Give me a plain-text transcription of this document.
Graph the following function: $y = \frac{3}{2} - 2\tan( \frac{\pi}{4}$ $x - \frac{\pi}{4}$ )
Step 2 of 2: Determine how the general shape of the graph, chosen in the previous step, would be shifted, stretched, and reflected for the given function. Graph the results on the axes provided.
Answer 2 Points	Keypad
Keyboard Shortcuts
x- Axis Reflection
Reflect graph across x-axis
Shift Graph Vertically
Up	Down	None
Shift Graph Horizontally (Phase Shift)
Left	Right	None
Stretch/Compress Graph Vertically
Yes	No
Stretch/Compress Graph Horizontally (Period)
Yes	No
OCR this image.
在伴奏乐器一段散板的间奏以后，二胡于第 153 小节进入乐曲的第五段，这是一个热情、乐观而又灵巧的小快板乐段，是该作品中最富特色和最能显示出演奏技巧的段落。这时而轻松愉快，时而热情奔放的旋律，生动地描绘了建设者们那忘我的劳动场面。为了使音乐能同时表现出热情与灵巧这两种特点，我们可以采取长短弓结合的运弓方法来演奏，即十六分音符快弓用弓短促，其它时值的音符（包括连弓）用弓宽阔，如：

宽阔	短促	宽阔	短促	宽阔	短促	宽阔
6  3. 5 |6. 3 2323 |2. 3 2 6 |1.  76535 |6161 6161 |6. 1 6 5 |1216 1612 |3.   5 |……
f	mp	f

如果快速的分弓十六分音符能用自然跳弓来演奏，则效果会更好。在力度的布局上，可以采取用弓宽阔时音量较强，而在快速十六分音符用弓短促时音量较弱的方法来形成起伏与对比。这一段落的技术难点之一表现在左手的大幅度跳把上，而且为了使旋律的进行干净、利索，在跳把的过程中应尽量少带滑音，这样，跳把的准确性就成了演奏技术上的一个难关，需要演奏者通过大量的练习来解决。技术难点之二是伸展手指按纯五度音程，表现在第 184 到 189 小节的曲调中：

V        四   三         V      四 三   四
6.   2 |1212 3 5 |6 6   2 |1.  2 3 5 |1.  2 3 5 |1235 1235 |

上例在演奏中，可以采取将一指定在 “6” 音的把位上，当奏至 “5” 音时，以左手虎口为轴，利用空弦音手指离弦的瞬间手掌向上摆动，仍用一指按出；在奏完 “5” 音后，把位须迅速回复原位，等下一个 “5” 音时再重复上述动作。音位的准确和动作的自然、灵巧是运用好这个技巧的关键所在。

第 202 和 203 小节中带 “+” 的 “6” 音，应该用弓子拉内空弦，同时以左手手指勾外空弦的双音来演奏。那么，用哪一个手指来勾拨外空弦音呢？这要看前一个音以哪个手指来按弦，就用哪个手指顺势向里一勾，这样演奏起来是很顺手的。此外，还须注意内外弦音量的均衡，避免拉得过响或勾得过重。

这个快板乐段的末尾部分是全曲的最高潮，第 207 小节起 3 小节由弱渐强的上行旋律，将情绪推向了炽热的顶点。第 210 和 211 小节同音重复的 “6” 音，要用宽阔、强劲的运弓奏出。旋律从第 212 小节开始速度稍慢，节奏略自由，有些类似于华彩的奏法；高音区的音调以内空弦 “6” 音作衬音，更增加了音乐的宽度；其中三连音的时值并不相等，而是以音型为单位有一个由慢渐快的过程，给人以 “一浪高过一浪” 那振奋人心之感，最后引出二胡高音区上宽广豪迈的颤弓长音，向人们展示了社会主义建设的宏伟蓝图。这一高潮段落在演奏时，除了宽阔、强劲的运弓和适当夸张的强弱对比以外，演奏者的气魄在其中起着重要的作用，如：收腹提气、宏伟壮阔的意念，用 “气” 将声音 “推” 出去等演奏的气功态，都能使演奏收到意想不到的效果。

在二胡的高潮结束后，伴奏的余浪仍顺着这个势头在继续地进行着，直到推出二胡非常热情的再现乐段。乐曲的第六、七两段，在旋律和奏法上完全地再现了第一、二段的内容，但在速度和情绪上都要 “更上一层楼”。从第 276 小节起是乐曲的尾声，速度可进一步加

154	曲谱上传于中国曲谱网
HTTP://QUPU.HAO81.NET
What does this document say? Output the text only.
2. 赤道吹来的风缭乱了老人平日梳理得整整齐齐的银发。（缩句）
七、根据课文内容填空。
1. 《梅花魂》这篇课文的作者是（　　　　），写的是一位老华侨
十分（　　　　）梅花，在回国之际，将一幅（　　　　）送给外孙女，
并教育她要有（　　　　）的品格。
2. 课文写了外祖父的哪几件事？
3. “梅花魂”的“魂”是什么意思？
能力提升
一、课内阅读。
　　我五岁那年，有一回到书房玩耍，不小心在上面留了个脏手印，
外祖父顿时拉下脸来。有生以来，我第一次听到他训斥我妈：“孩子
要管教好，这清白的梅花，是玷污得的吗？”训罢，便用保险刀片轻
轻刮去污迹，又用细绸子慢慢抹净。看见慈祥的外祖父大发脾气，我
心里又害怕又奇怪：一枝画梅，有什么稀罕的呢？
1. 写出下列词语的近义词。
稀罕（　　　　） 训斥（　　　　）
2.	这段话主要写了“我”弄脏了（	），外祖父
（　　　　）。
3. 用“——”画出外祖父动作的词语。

### Written instruction
Answer with one number: how many lines in the listing hold "this".

### Answer to the problem
3